§ **Goal of the exercise**
Report the number of lines in the entries below that include the word "normativa", and nothing else.

** START Stored data **

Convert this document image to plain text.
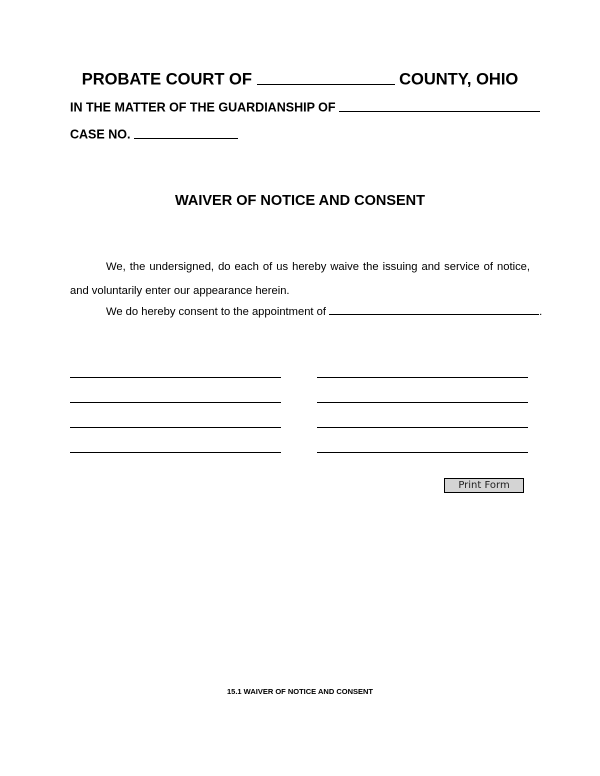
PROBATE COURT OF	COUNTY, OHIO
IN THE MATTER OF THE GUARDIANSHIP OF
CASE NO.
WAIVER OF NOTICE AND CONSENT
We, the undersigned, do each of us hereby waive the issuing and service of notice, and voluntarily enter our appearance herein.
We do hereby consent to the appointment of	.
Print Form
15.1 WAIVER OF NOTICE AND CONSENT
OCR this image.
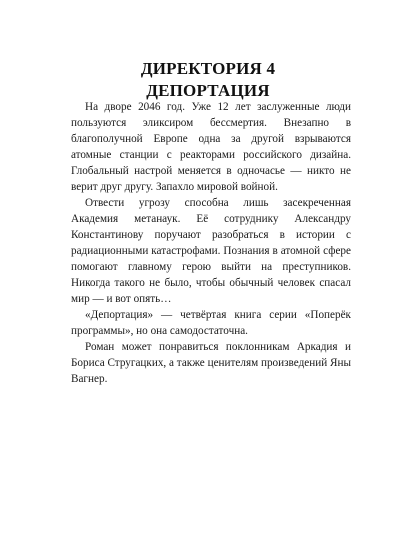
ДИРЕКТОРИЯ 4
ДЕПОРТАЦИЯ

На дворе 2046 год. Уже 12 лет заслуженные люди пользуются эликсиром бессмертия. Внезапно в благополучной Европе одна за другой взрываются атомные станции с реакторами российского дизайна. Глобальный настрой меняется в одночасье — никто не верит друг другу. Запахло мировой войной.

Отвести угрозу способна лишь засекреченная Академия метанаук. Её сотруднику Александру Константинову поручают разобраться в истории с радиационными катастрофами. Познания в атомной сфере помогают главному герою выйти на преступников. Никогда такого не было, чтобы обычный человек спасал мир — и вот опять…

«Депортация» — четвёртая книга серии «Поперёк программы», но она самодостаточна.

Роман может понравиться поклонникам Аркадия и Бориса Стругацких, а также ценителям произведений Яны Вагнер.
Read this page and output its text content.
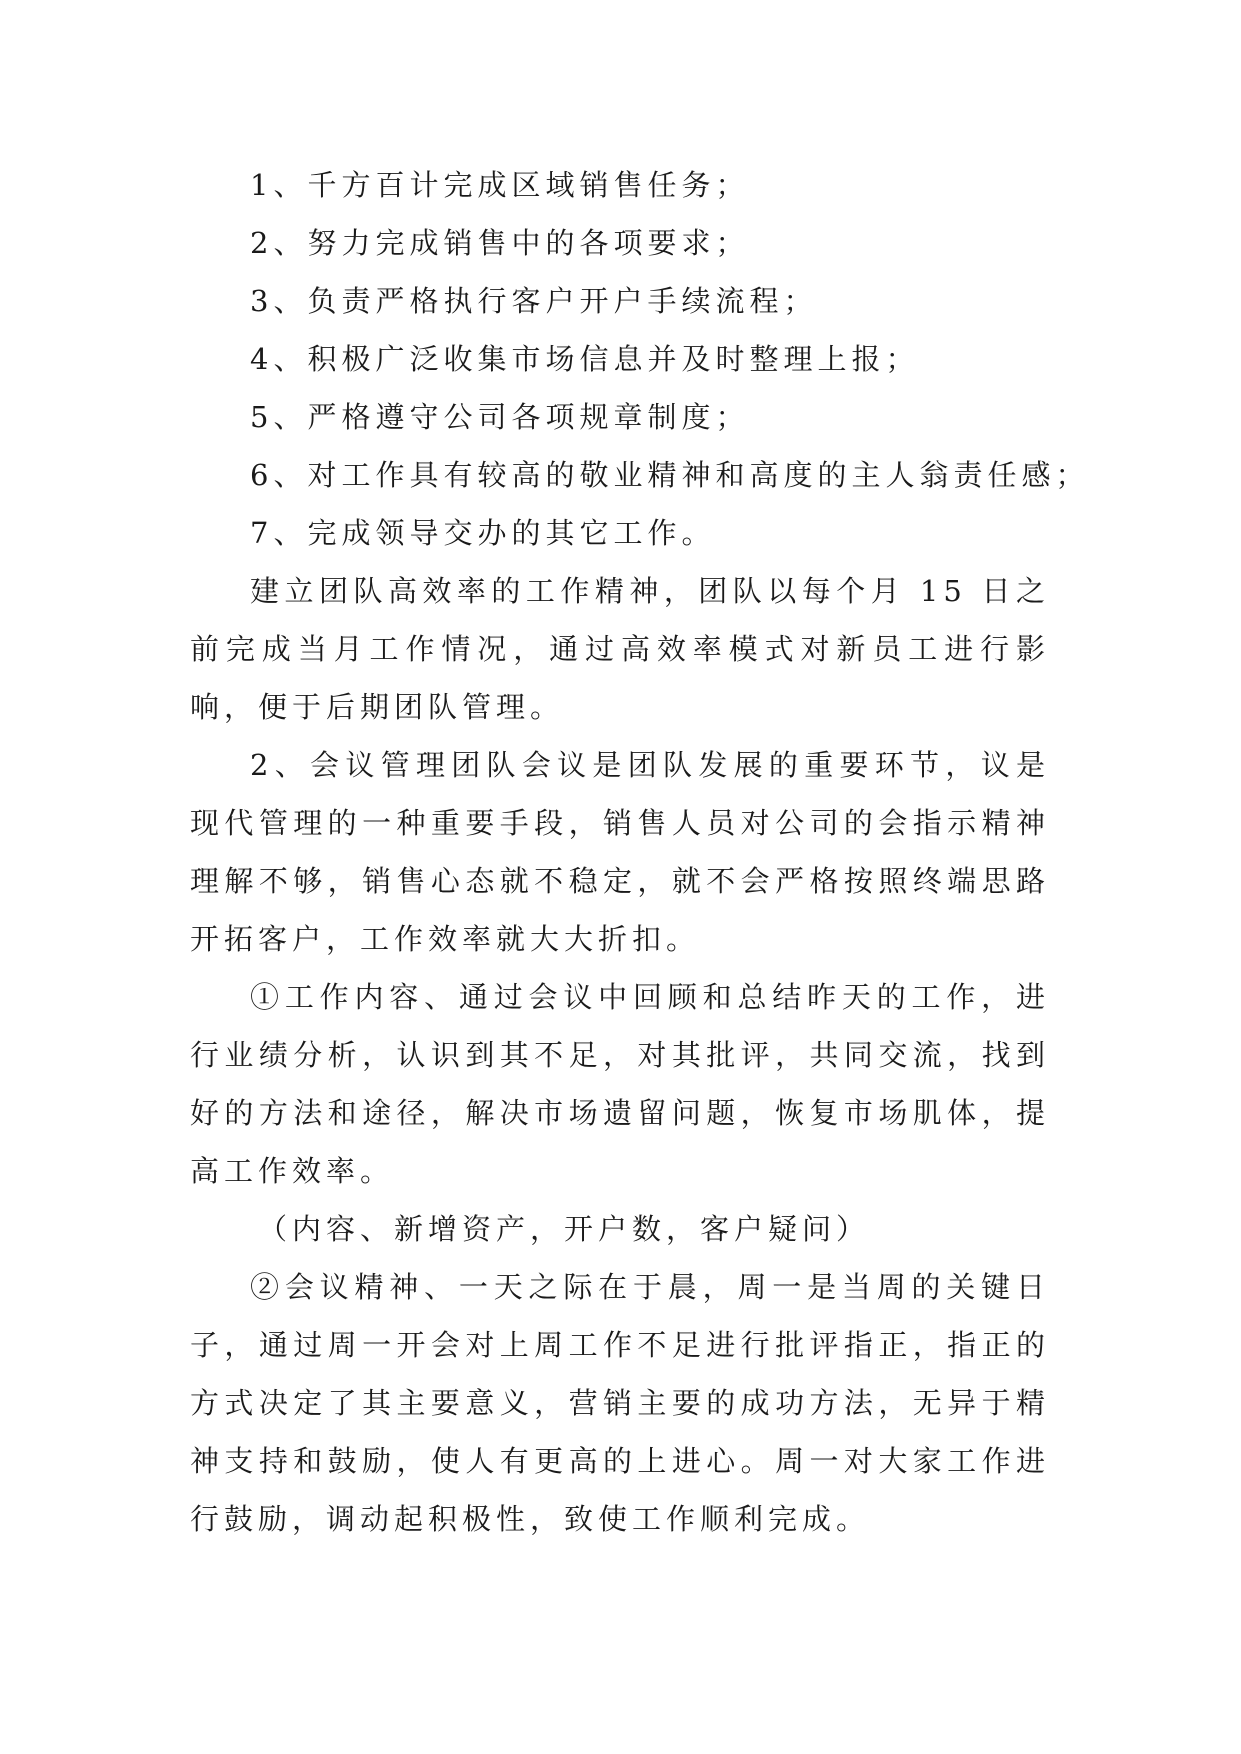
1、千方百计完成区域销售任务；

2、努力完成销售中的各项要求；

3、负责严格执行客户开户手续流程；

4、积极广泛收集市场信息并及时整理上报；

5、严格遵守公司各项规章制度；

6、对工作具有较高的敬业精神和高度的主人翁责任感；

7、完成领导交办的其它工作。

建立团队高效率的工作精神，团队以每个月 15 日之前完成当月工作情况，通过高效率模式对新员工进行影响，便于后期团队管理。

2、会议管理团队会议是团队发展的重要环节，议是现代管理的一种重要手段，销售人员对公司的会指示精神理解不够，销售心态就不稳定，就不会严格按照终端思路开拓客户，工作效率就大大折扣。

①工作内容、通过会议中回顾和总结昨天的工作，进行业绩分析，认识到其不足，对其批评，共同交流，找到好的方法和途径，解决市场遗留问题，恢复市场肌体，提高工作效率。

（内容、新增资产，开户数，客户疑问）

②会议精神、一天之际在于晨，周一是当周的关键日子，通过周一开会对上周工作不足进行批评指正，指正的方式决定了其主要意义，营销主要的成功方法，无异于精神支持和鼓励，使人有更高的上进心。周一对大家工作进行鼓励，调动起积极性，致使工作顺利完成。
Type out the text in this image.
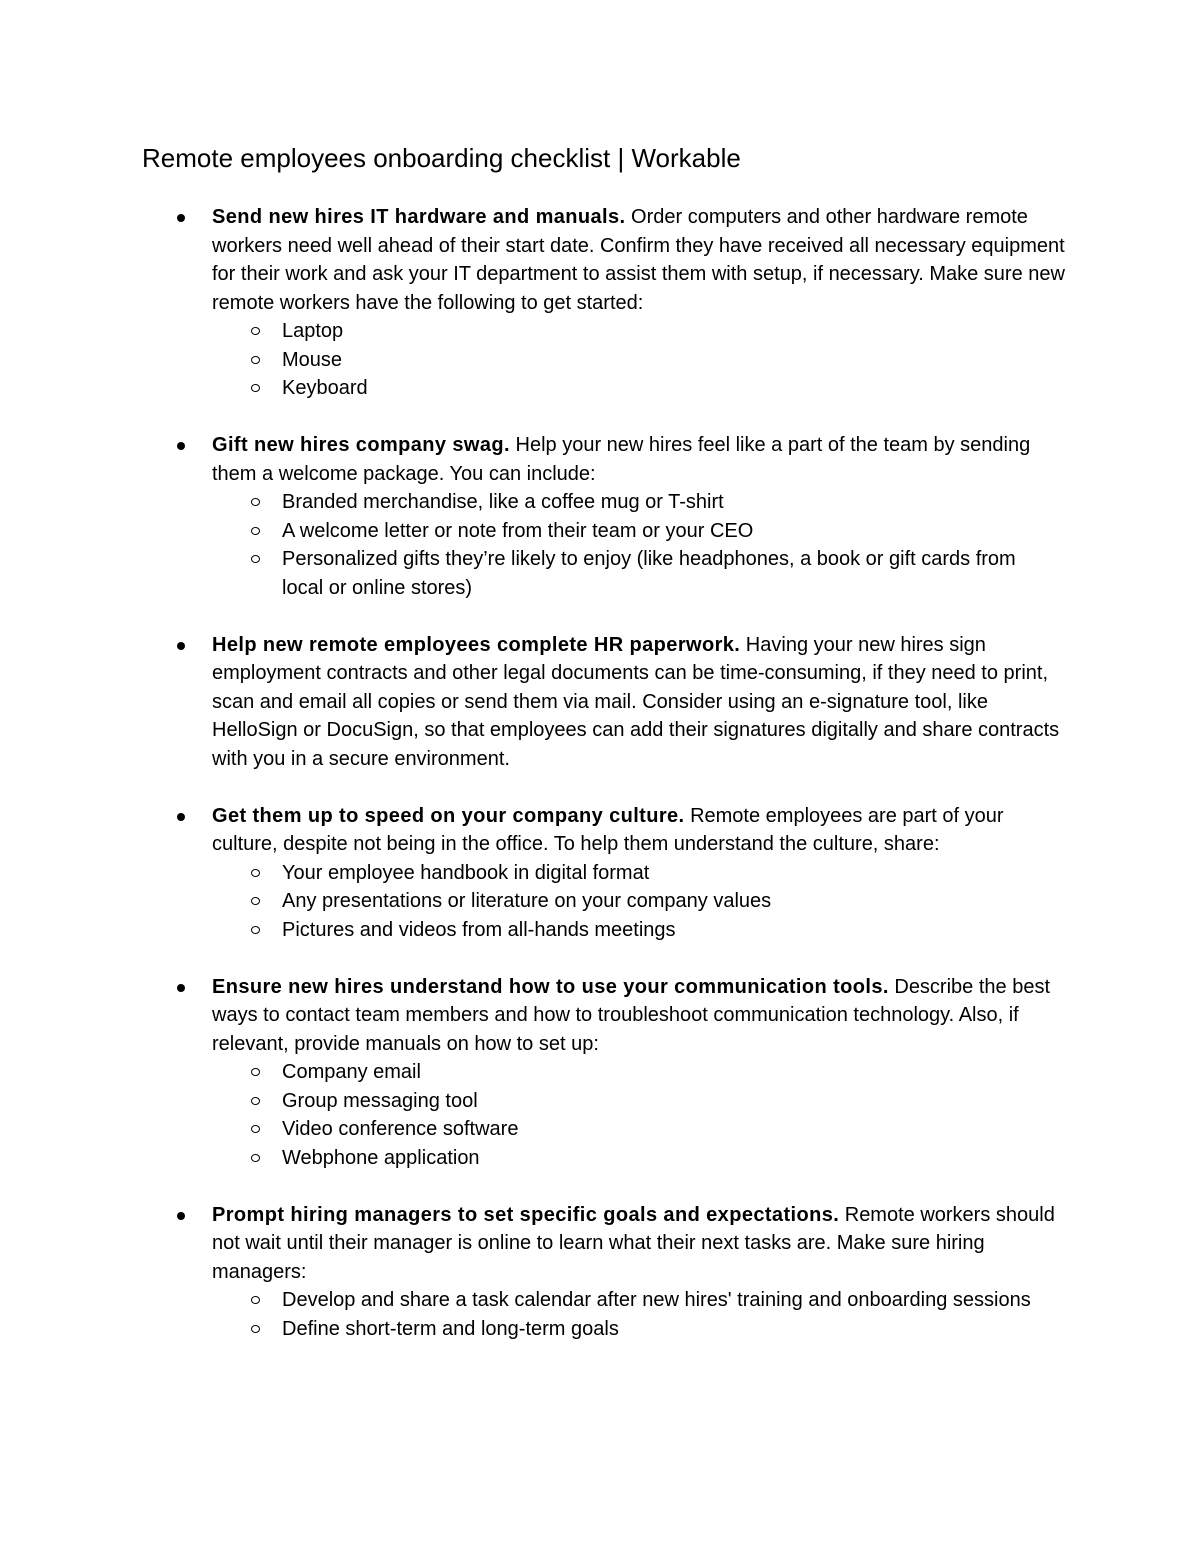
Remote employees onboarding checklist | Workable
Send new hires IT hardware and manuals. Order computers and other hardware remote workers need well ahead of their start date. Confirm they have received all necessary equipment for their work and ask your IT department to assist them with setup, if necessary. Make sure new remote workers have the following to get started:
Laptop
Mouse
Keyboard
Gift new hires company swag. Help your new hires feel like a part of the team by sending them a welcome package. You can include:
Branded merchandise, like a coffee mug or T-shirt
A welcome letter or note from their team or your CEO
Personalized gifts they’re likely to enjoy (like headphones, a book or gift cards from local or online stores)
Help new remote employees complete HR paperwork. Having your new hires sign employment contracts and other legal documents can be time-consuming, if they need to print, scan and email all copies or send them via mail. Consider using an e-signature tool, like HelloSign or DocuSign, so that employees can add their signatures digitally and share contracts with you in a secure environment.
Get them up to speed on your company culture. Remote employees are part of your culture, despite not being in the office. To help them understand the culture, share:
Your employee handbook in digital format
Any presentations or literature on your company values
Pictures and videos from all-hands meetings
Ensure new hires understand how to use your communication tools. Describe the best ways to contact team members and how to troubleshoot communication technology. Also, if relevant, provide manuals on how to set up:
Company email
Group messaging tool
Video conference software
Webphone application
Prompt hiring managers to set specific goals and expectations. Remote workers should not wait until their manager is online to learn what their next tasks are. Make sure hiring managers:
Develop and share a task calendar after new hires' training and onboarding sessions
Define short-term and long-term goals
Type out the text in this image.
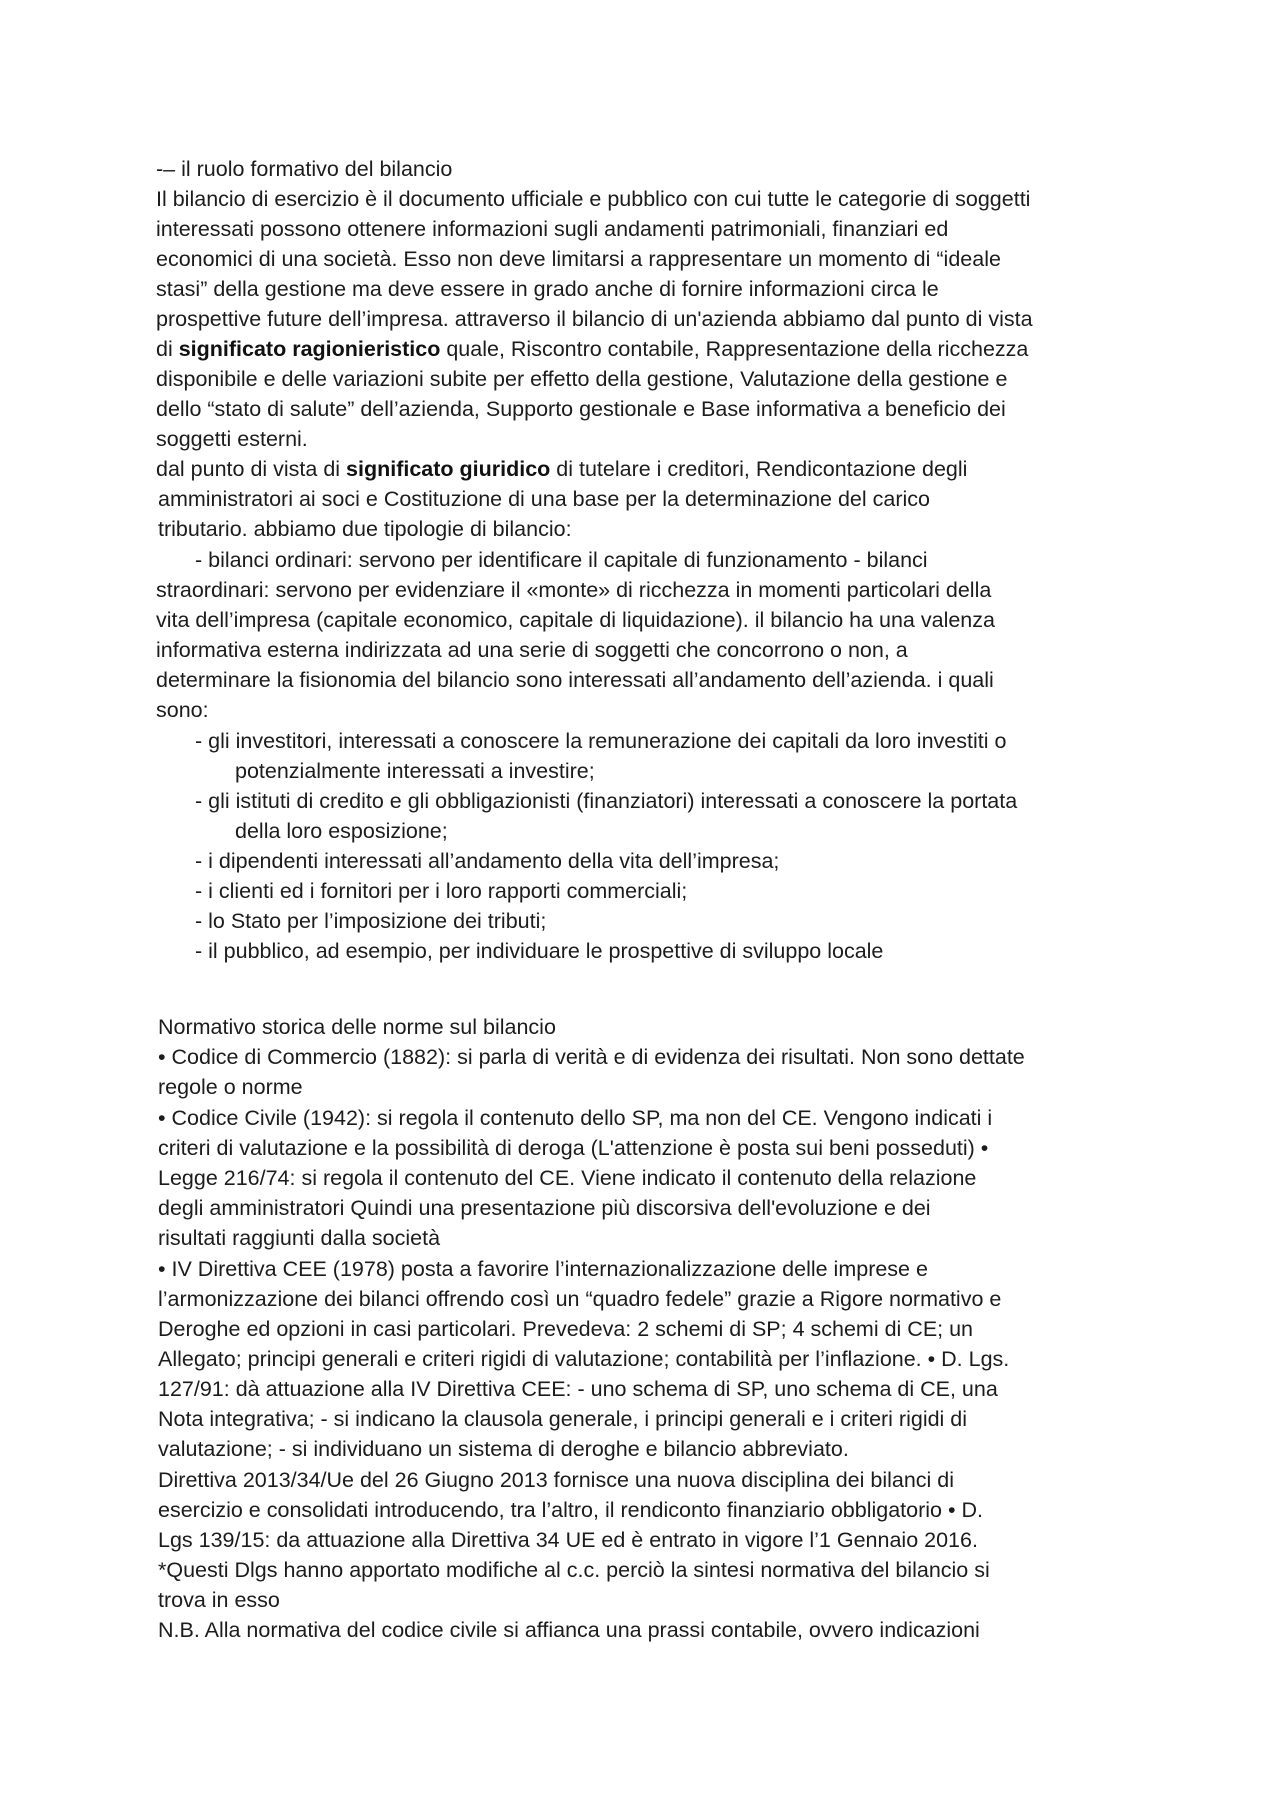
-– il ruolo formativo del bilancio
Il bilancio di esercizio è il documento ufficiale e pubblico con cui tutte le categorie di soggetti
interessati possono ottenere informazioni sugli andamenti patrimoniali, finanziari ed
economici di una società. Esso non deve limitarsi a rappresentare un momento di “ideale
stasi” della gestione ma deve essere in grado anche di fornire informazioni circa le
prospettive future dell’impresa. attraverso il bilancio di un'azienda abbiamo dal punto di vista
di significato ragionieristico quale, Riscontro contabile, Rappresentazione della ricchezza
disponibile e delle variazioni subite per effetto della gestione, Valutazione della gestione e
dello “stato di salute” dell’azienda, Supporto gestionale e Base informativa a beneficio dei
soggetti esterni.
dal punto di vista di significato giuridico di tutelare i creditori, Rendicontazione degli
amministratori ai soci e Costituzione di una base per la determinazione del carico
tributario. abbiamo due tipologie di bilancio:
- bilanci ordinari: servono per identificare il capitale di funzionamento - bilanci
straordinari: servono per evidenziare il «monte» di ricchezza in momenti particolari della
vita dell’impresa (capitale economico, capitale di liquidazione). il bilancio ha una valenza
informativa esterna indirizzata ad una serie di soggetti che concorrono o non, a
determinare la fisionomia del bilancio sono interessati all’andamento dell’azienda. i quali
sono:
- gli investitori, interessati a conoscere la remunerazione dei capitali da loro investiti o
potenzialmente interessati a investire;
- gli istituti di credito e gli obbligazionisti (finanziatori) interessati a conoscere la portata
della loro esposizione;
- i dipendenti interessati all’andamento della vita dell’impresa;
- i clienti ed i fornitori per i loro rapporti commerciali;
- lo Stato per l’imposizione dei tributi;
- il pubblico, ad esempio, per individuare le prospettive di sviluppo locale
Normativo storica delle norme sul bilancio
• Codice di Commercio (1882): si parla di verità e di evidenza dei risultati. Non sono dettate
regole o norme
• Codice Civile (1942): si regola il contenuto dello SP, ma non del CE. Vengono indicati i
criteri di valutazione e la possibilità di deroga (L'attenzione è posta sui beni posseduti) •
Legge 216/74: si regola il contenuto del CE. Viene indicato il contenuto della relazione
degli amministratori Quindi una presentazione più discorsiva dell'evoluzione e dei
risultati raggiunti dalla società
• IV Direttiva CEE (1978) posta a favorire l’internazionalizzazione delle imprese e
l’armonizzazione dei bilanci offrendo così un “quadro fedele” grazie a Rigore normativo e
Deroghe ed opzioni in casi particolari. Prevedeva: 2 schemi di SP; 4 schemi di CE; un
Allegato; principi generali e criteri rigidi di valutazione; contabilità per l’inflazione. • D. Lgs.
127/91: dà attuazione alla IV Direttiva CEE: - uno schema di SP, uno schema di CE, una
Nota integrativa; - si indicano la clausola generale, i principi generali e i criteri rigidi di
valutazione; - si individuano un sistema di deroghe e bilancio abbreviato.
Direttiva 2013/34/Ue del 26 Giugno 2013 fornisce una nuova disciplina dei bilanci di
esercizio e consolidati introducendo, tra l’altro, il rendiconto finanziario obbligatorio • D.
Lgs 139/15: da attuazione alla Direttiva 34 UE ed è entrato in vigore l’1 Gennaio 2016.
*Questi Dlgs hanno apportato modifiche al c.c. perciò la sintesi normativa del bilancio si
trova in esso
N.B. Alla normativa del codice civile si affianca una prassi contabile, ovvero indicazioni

** END Stored data **

§ **Task solution**
2